### Directions
List each line holding the string "here".

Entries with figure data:

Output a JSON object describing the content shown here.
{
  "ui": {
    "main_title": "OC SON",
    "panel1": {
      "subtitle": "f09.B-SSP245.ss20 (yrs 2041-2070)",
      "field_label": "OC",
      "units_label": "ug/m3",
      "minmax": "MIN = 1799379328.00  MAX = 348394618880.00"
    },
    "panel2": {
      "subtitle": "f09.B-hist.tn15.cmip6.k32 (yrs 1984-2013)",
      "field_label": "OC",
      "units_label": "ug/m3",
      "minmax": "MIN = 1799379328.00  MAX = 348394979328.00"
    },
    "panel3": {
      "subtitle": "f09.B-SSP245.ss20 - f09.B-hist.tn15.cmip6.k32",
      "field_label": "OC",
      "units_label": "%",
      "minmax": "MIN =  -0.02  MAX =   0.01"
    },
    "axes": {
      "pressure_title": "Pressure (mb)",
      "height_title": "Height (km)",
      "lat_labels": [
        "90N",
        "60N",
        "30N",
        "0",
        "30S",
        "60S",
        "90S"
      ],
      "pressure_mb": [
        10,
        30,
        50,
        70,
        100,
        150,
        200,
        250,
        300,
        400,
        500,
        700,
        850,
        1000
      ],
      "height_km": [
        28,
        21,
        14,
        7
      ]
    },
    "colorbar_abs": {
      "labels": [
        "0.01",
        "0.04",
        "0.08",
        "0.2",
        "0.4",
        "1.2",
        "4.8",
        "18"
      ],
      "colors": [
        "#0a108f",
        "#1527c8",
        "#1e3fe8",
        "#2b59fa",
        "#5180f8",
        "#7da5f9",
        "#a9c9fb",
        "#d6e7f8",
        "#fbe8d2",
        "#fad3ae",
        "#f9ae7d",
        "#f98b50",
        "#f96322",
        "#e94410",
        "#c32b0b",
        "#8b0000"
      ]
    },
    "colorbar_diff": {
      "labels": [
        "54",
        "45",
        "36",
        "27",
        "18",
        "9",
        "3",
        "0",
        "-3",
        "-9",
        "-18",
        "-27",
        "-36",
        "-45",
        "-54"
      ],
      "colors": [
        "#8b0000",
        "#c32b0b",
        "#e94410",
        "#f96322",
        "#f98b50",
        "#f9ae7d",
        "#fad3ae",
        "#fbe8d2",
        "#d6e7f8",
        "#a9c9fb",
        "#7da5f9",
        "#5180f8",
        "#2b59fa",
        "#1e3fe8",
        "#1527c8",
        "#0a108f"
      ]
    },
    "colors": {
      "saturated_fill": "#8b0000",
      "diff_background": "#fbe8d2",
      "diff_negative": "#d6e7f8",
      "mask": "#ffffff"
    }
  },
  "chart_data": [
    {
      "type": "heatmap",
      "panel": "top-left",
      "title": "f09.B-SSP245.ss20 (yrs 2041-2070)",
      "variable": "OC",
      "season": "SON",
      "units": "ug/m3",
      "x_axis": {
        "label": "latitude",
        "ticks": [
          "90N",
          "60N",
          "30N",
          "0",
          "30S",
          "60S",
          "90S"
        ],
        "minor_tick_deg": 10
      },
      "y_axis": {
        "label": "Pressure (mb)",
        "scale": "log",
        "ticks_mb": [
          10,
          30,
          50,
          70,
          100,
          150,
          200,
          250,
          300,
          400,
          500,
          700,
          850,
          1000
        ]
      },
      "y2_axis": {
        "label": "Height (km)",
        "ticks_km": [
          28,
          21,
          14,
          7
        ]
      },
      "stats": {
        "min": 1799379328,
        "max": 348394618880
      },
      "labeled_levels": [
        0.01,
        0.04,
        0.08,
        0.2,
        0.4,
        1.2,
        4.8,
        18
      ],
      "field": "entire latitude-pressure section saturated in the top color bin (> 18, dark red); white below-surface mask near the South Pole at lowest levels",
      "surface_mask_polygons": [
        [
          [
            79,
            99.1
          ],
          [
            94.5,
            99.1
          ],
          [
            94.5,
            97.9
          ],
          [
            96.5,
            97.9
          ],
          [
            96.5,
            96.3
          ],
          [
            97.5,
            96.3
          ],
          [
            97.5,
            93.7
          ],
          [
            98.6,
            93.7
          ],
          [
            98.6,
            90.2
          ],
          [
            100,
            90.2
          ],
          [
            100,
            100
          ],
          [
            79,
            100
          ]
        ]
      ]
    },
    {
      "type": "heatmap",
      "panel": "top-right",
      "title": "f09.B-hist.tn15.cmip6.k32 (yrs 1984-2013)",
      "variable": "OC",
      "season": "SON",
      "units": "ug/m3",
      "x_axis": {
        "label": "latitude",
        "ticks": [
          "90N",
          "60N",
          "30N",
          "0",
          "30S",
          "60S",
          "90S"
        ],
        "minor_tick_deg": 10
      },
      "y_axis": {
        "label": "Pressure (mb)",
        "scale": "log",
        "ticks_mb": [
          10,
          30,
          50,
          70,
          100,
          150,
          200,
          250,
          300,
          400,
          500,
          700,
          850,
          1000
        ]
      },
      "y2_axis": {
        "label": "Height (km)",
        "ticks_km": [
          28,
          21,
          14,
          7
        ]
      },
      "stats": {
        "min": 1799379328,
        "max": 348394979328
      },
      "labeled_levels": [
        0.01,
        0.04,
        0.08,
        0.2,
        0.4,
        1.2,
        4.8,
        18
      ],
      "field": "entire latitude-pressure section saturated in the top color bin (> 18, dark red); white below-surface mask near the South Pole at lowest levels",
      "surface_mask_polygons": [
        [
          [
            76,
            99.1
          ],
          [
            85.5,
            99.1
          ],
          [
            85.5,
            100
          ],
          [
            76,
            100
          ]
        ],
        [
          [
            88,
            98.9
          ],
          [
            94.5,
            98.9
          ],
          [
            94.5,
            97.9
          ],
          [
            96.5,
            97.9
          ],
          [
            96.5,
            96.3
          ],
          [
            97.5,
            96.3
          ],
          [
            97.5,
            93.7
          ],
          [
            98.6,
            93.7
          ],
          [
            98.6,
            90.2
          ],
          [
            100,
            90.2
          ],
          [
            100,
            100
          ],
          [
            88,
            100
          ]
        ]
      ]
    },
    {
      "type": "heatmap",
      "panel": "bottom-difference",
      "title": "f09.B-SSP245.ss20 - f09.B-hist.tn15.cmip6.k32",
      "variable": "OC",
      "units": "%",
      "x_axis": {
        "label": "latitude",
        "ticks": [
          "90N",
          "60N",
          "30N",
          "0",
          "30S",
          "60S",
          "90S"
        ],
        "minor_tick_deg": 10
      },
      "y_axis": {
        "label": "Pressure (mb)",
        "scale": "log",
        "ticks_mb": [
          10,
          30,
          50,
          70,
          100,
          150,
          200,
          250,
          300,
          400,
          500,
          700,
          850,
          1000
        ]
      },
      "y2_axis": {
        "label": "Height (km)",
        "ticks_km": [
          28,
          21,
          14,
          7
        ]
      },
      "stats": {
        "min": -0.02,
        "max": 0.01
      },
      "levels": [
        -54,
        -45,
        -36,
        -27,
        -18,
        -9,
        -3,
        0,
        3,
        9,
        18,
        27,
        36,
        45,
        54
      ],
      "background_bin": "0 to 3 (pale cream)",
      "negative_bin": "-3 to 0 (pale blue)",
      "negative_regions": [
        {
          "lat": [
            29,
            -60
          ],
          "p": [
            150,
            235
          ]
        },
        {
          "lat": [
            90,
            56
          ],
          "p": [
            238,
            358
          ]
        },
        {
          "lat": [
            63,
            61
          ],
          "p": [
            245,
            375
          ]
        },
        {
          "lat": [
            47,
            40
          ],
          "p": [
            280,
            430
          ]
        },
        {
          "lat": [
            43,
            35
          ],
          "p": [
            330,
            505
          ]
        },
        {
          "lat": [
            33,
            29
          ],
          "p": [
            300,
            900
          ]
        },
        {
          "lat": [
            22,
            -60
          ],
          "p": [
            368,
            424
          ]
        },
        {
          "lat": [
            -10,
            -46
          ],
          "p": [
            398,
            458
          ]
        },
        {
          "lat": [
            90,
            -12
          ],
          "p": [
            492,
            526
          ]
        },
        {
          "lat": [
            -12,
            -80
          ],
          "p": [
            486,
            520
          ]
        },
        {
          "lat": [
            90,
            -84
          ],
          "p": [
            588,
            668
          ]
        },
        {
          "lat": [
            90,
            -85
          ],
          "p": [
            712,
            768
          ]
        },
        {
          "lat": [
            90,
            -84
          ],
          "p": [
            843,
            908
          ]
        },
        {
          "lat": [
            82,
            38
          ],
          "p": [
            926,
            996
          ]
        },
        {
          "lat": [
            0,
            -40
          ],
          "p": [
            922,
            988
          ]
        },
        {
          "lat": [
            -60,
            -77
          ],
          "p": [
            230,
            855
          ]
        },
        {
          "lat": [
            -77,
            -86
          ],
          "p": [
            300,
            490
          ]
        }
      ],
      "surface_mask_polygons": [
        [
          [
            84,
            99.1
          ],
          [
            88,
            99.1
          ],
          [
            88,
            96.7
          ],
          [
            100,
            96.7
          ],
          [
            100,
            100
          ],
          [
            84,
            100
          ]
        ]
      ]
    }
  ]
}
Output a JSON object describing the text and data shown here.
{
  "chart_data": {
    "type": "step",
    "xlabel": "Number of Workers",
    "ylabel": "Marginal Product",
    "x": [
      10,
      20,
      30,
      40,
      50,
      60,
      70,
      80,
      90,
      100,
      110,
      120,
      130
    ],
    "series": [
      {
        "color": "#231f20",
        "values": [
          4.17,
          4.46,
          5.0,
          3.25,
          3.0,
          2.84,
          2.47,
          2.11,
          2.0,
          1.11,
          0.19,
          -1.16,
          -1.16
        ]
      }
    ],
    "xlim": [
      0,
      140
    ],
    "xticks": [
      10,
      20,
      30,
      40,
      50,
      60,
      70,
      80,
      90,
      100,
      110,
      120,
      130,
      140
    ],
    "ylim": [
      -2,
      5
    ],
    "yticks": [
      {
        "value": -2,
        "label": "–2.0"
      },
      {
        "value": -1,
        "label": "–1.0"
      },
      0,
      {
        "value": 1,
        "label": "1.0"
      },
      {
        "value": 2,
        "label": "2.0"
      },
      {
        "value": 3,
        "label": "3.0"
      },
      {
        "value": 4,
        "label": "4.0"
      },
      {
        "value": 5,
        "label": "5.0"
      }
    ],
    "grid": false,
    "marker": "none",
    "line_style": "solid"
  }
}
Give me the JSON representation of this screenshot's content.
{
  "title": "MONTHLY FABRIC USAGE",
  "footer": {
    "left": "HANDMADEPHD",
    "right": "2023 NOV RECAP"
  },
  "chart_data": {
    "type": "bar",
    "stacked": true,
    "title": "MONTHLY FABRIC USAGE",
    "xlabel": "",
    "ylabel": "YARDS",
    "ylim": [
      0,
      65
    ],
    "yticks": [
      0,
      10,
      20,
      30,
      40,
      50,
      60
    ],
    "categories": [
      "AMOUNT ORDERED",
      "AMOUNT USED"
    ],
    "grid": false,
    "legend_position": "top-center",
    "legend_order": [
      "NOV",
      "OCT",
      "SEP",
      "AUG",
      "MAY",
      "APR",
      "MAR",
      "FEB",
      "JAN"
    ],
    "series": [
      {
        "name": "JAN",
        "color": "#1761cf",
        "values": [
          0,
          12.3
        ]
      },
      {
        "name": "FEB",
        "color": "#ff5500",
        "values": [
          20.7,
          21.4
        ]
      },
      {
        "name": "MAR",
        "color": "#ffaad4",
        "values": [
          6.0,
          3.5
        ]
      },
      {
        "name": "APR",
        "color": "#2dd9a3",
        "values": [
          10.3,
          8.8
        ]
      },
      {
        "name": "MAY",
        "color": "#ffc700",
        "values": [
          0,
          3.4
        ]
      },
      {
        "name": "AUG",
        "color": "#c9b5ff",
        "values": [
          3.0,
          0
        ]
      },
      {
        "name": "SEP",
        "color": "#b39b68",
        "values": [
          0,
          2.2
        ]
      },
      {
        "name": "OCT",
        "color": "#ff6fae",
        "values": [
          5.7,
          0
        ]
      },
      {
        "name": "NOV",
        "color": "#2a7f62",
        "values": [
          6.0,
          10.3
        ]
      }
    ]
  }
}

### Solved exercise
Output a JSON object describing the content shown here.
Output a JSON object describing the text and data shown here.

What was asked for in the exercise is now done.